* [CHALLENGE]:
Return every record below exactly as written, but leave out the pictures.

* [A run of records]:
- - - - - - -

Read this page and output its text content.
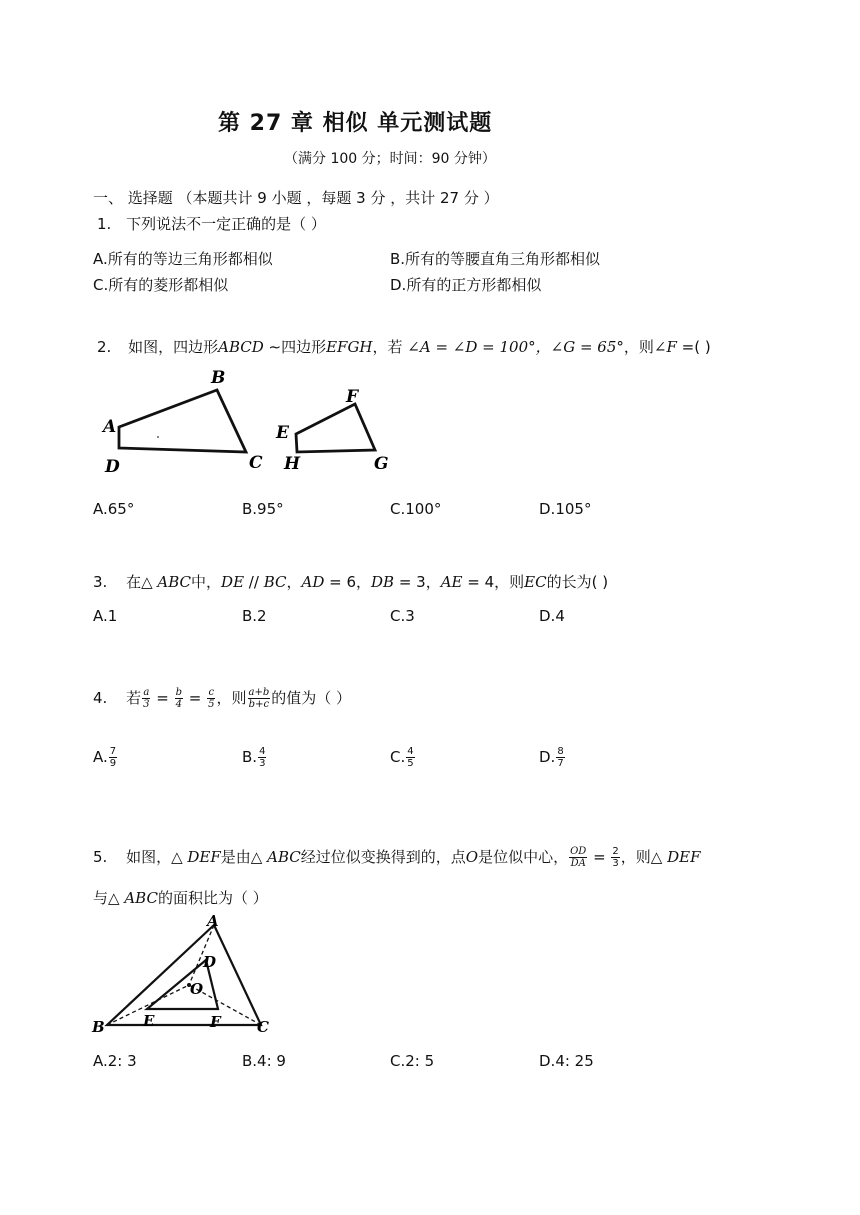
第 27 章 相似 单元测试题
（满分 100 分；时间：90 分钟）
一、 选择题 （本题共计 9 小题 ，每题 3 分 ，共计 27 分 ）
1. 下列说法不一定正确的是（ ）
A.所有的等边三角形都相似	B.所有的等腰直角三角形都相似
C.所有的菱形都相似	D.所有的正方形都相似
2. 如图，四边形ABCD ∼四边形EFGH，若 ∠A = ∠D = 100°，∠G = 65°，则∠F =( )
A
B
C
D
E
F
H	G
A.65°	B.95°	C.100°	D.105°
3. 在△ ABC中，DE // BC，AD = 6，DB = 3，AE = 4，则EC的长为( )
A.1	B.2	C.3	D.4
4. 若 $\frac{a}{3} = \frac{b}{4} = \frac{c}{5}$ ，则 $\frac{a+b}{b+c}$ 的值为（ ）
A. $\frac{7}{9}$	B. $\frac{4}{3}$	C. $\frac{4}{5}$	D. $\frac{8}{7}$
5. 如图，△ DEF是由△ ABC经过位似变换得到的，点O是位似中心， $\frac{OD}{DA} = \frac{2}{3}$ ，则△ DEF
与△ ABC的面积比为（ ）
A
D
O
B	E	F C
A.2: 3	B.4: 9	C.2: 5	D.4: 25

- - - - - - -

* [EXERCISE RESPONSE]:
Read this page and output its text content.
第 27 章 相似 单元测试题
（满分 100 分；时间：90 分钟）
一、 选择题 （本题共计 9 小题 ，每题 3 分 ，共计 27 分 ）
1. 下列说法不一定正确的是（ ）
A.所有的等边三角形都相似	B.所有的等腰直角三角形都相似
C.所有的菱形都相似	D.所有的正方形都相似
2. 如图，四边形ABCD ∼四边形EFGH，若 ∠A = ∠D = 100°，∠G = 65°，则∠F =( )
A
B
C
D
E
F
H	G
A.65°	B.95°	C.100°	D.105°
3. 在△ ABC中，DE // BC，AD = 6，DB = 3，AE = 4，则EC的长为( )
A.1	B.2	C.3	D.4
4. 若 $\frac{a}{3} = \frac{b}{4} = \frac{c}{5}$ ，则 $\frac{a+b}{b+c}$ 的值为（ ）
A. $\frac{7}{9}$	B. $\frac{4}{3}$	C. $\frac{4}{5}$	D. $\frac{8}{7}$
5. 如图，△ DEF是由△ ABC经过位似变换得到的，点O是位似中心， $\frac{OD}{DA} = \frac{2}{3}$ ，则△ DEF
与△ ABC的面积比为（ ）
A
D
O
B	E	F C
A.2: 3	B.4: 9	C.2: 5	D.4: 25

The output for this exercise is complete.